[Data listing]
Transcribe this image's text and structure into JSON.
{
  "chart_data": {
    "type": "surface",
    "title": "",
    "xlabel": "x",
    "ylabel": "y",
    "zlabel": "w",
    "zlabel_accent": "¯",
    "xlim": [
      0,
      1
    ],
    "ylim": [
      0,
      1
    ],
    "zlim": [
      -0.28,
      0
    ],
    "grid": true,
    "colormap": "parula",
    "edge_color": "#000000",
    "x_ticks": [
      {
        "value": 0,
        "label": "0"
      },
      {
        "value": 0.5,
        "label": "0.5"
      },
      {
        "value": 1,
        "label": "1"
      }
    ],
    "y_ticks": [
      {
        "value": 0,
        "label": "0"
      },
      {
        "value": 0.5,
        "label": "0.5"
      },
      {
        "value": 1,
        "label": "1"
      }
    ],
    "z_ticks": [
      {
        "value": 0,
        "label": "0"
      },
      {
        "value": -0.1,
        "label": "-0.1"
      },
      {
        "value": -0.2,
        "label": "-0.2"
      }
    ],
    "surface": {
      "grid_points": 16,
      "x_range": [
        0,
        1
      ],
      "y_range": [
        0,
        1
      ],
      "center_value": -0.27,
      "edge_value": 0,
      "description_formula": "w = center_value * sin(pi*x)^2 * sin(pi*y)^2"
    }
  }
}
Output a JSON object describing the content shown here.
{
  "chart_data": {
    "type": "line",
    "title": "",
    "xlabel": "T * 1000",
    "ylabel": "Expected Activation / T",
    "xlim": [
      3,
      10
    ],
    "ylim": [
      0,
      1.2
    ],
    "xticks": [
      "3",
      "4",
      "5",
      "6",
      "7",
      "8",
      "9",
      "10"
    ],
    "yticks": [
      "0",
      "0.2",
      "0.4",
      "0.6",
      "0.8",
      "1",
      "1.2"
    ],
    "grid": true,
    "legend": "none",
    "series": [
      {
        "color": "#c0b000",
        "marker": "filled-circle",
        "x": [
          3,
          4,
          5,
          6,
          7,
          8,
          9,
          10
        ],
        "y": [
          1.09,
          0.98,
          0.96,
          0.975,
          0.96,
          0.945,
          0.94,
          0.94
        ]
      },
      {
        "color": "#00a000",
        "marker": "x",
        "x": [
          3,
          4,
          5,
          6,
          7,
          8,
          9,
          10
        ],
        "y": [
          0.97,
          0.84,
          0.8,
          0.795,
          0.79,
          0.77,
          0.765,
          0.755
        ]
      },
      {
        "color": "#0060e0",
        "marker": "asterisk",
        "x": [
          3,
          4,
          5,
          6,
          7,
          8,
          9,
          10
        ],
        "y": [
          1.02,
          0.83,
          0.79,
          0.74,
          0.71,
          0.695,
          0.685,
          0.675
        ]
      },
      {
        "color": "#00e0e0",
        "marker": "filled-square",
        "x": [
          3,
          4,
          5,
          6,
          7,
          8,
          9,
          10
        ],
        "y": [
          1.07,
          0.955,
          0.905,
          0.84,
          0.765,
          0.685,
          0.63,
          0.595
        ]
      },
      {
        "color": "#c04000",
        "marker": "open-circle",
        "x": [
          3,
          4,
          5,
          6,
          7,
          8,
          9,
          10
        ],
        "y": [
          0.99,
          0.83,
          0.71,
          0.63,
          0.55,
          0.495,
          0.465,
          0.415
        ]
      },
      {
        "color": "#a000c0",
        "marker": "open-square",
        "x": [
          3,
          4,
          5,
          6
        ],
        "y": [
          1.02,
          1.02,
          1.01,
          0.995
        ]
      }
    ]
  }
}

Your instructions
Retype all of the data shown above, word for word.

Exercise answer
Transcribe this image's text and structure into JSON.
{
  "chart_data": {
    "type": "surface",
    "title": "",
    "xlabel": "x",
    "ylabel": "y",
    "zlabel": "w",
    "zlabel_accent": "¯",
    "xlim": [
      0,
      1
    ],
    "ylim": [
      0,
      1
    ],
    "zlim": [
      -0.28,
      0
    ],
    "grid": true,
    "colormap": "parula",
    "edge_color": "#000000",
    "x_ticks": [
      {
        "value": 0,
        "label": "0"
      },
      {
        "value": 0.5,
        "label": "0.5"
      },
      {
        "value": 1,
        "label": "1"
      }
    ],
    "y_ticks": [
      {
        "value": 0,
        "label": "0"
      },
      {
        "value": 0.5,
        "label": "0.5"
      },
      {
        "value": 1,
        "label": "1"
      }
    ],
    "z_ticks": [
      {
        "value": 0,
        "label": "0"
      },
      {
        "value": -0.1,
        "label": "-0.1"
      },
      {
        "value": -0.2,
        "label": "-0.2"
      }
    ],
    "surface": {
      "grid_points": 16,
      "x_range": [
        0,
        1
      ],
      "y_range": [
        0,
        1
      ],
      "center_value": -0.27,
      "edge_value": 0,
      "description_formula": "w = center_value * sin(pi*x)^2 * sin(pi*y)^2"
    }
  }
}
Output a JSON object describing the content shown here.
{
  "chart_data": {
    "type": "line",
    "title": "",
    "xlabel": "T * 1000",
    "ylabel": "Expected Activation / T",
    "xlim": [
      3,
      10
    ],
    "ylim": [
      0,
      1.2
    ],
    "xticks": [
      "3",
      "4",
      "5",
      "6",
      "7",
      "8",
      "9",
      "10"
    ],
    "yticks": [
      "0",
      "0.2",
      "0.4",
      "0.6",
      "0.8",
      "1",
      "1.2"
    ],
    "grid": true,
    "legend": "none",
    "series": [
      {
        "color": "#c0b000",
        "marker": "filled-circle",
        "x": [
          3,
          4,
          5,
          6,
          7,
          8,
          9,
          10
        ],
        "y": [
          1.09,
          0.98,
          0.96,
          0.975,
          0.96,
          0.945,
          0.94,
          0.94
        ]
      },
      {
        "color": "#00a000",
        "marker": "x",
        "x": [
          3,
          4,
          5,
          6,
          7,
          8,
          9,
          10
        ],
        "y": [
          0.97,
          0.84,
          0.8,
          0.795,
          0.79,
          0.77,
          0.765,
          0.755
        ]
      },
      {
        "color": "#0060e0",
        "marker": "asterisk",
        "x": [
          3,
          4,
          5,
          6,
          7,
          8,
          9,
          10
        ],
        "y": [
          1.02,
          0.83,
          0.79,
          0.74,
          0.71,
          0.695,
          0.685,
          0.675
        ]
      },
      {
        "color": "#00e0e0",
        "marker": "filled-square",
        "x": [
          3,
          4,
          5,
          6,
          7,
          8,
          9,
          10
        ],
        "y": [
          1.07,
          0.955,
          0.905,
          0.84,
          0.765,
          0.685,
          0.63,
          0.595
        ]
      },
      {
        "color": "#c04000",
        "marker": "open-circle",
        "x": [
          3,
          4,
          5,
          6,
          7,
          8,
          9,
          10
        ],
        "y": [
          0.99,
          0.83,
          0.71,
          0.63,
          0.55,
          0.495,
          0.465,
          0.415
        ]
      },
      {
        "color": "#a000c0",
        "marker": "open-square",
        "x": [
          3,
          4,
          5,
          6
        ],
        "y": [
          1.02,
          1.02,
          1.01,
          0.995
        ]
      }
    ]
  }
}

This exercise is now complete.